Output each line exactly as it appears, skipping any embedded picture.

— START OF Record list —

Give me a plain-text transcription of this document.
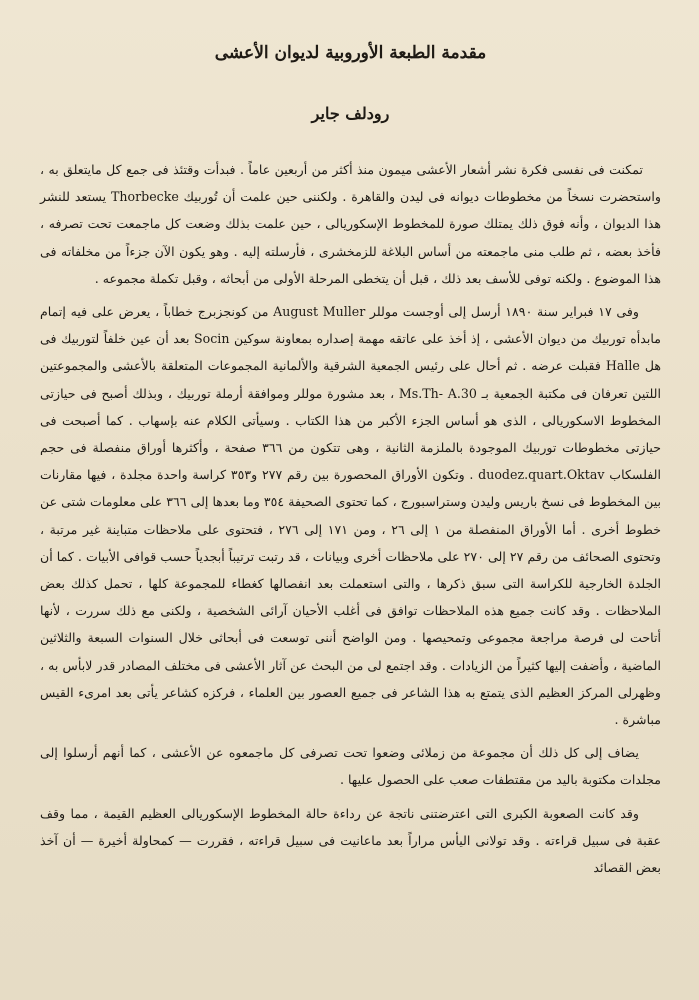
مقدمة الطبعة الأوروبية لديوان الأعشى
رودلف جاير

تمكنت فى نفسى فكرة نشر أشعار الأعشى ميمون منذ أكثر من أربعين عاماً . فبدأت وقتئذ فى جمع كل مايتعلق به ، واستحضرت نسخاً من مخطوطات ديوانه فى ليدن والقاهرة . ولكننى حين علمت أن تُوربيك Thorbecke يستعد للنشر هذا الديوان ، وأنه فوق ذلك يمتلك صورة للمخطوط الإسكوريالى ، حين علمت بذلك وضعت كل ماجمعت تحت تصرفه ، فأخذ بعضه ، ثم طلب منى ماجمعته من أساس البلاغة للزمخشرى ، فأرسلته إليه . وهو يكون الآن جزءاً من مخلفاته فى هذا الموضوع . ولكنه توفى للأسف بعد ذلك ، قبل أن يتخطى المرحلة الأولى من أبحاثه ، وقبل تكملة مجموعه .

وفى ١٧ فبراير سنة ١٨٩٠ أرسل إلى أوجست موللر August Muller من كونجزبرج خطاباً ، يعرض على فيه إتمام مابدأه توربيك من ديوان الأعشى ، إذ أخذ على عاتقه مهمة إصداره بمعاونة سوكين Socin بعد أن عين خلفاً لتوربيك فى هل Halle فقبلت عرضه . ثم أحال على رئيس الجمعية الشرقية والألمانية المجموعات المتعلقة بالأعشى والمجموعتين اللتين تعرفان فى مكتبة الجمعية بـ Ms.Th- A.30 ، بعد مشورة موللر وموافقة أرملة توربيك ، وبذلك أصبح فى حيازتى المخطوط الاسكوريالى ، الذى هو أساس الجزء الأكبر من هذا الكتاب . وسيأتى الكلام عنه بإسهاب . كما أصبحت فى حيازتى مخطوطات توربيك الموجودة بالملزمة الثانية ، وهى تتكون من ٣٦٦ صفحة ، وأكثرها أوراق منفصلة فى حجم الفلسكاب duodez.quart.Oktav . وتكون الأوراق المحصورة بين رقم ٢٧٧ و٣٥٣ كراسة واحدة مجلدة ، فيها مقارنات بين المخطوط فى نسخ باريس وليدن وستراسبورج ، كما تحتوى الصحيفة ٣٥٤ وما بعدها إلى ٣٦٦ على معلومات شتى عن خطوط أخرى . أما الأوراق المنفصلة من ١ إلى ٢٦ ، ومن ١٧١ إلى ٢٧٦ ، فتحتوى على ملاحظات متباينة غير مرتبة ، وتحتوى الصحائف من رقم ٢٧ إلى ٢٧٠ على ملاحظات أخرى وبيانات ، قد رتبت ترتيباً أبجدياً حسب قوافى الأبيات . كما أن الجلدة الخارجية للكراسة التى سبق ذكرها ، والتى استعملت بعد انفصالها كغطاء للمجموعة كلها ، تحمل كذلك بعض الملاحظات . وقد كانت جميع هذه الملاحظات توافق فى أغلب الأحيان آرائى الشخصية ، ولكنى مع ذلك سررت ، لأنها أتاحت لى فرصة مراجعة مجموعى وتمحيصها . ومن الواضح أننى توسعت فى أبحاثى خلال السنوات السبعة والثلاثين الماضية ، وأضفت إليها كثيراً من الزيادات . وقد اجتمع لى من البحث عن آثار الأعشى فى مختلف المصادر قدر لابأس به ، وظهرلى المركز العظيم الذى يتمتع به هذا الشاعر فى جميع العصور بين العلماء ، فركزه كشاعر يأتى بعد امرىء القيس مباشرة .

يضاف إلى كل ذلك أن مجموعة من زملائى وضعوا تحت تصرفى كل ماجمعوه عن الأعشى ، كما أنهم أرسلوا إلى مجلدات مكتوبة باليد من مقتطفات صعب على الحصول عليها .

وقد كانت الصعوبة الكبرى التى اعترضتنى ناتجة عن رداءة حالة المخطوط الإسكوريالى العظيم القيمة ، مما وقف عقبة فى سبيل قراءته . وقد تولانى اليأس مراراً بعد ماعانيت فى سبيل قراءته ، فقررت — كمحاولة أخيرة — أن آخذ بعض القصائد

— END OF Record list —

- [Response to this exercise]:
Give me a plain-text transcription of this document.
مقدمة الطبعة الأوروبية لديوان الأعشى
رودلف جاير

تمكنت فى نفسى فكرة نشر أشعار الأعشى ميمون منذ أكثر من أربعين عاماً . فبدأت وقتئذ فى جمع كل مايتعلق به ، واستحضرت نسخاً من مخطوطات ديوانه فى ليدن والقاهرة . ولكننى حين علمت أن تُوربيك Thorbecke يستعد للنشر هذا الديوان ، وأنه فوق ذلك يمتلك صورة للمخطوط الإسكوريالى ، حين علمت بذلك وضعت كل ماجمعت تحت تصرفه ، فأخذ بعضه ، ثم طلب منى ماجمعته من أساس البلاغة للزمخشرى ، فأرسلته إليه . وهو يكون الآن جزءاً من مخلفاته فى هذا الموضوع . ولكنه توفى للأسف بعد ذلك ، قبل أن يتخطى المرحلة الأولى من أبحاثه ، وقبل تكملة مجموعه .

وفى ١٧ فبراير سنة ١٨٩٠ أرسل إلى أوجست موللر August Muller من كونجزبرج خطاباً ، يعرض على فيه إتمام مابدأه توربيك من ديوان الأعشى ، إذ أخذ على عاتقه مهمة إصداره بمعاونة سوكين Socin بعد أن عين خلفاً لتوربيك فى هل Halle فقبلت عرضه . ثم أحال على رئيس الجمعية الشرقية والألمانية المجموعات المتعلقة بالأعشى والمجموعتين اللتين تعرفان فى مكتبة الجمعية بـ Ms.Th- A.30 ، بعد مشورة موللر وموافقة أرملة توربيك ، وبذلك أصبح فى حيازتى المخطوط الاسكوريالى ، الذى هو أساس الجزء الأكبر من هذا الكتاب . وسيأتى الكلام عنه بإسهاب . كما أصبحت فى حيازتى مخطوطات توربيك الموجودة بالملزمة الثانية ، وهى تتكون من ٣٦٦ صفحة ، وأكثرها أوراق منفصلة فى حجم الفلسكاب duodez.quart.Oktav . وتكون الأوراق المحصورة بين رقم ٢٧٧ و٣٥٣ كراسة واحدة مجلدة ، فيها مقارنات بين المخطوط فى نسخ باريس وليدن وستراسبورج ، كما تحتوى الصحيفة ٣٥٤ وما بعدها إلى ٣٦٦ على معلومات شتى عن خطوط أخرى . أما الأوراق المنفصلة من ١ إلى ٢٦ ، ومن ١٧١ إلى ٢٧٦ ، فتحتوى على ملاحظات متباينة غير مرتبة ، وتحتوى الصحائف من رقم ٢٧ إلى ٢٧٠ على ملاحظات أخرى وبيانات ، قد رتبت ترتيباً أبجدياً حسب قوافى الأبيات . كما أن الجلدة الخارجية للكراسة التى سبق ذكرها ، والتى استعملت بعد انفصالها كغطاء للمجموعة كلها ، تحمل كذلك بعض الملاحظات . وقد كانت جميع هذه الملاحظات توافق فى أغلب الأحيان آرائى الشخصية ، ولكنى مع ذلك سررت ، لأنها أتاحت لى فرصة مراجعة مجموعى وتمحيصها . ومن الواضح أننى توسعت فى أبحاثى خلال السنوات السبعة والثلاثين الماضية ، وأضفت إليها كثيراً من الزيادات . وقد اجتمع لى من البحث عن آثار الأعشى فى مختلف المصادر قدر لابأس به ، وظهرلى المركز العظيم الذى يتمتع به هذا الشاعر فى جميع العصور بين العلماء ، فركزه كشاعر يأتى بعد امرىء القيس مباشرة .

يضاف إلى كل ذلك أن مجموعة من زملائى وضعوا تحت تصرفى كل ماجمعوه عن الأعشى ، كما أنهم أرسلوا إلى مجلدات مكتوبة باليد من مقتطفات صعب على الحصول عليها .

وقد كانت الصعوبة الكبرى التى اعترضتنى ناتجة عن رداءة حالة المخطوط الإسكوريالى العظيم القيمة ، مما وقف عقبة فى سبيل قراءته . وقد تولانى اليأس مراراً بعد ماعانيت فى سبيل قراءته ، فقررت — كمحاولة أخيرة — أن آخذ بعض القصائد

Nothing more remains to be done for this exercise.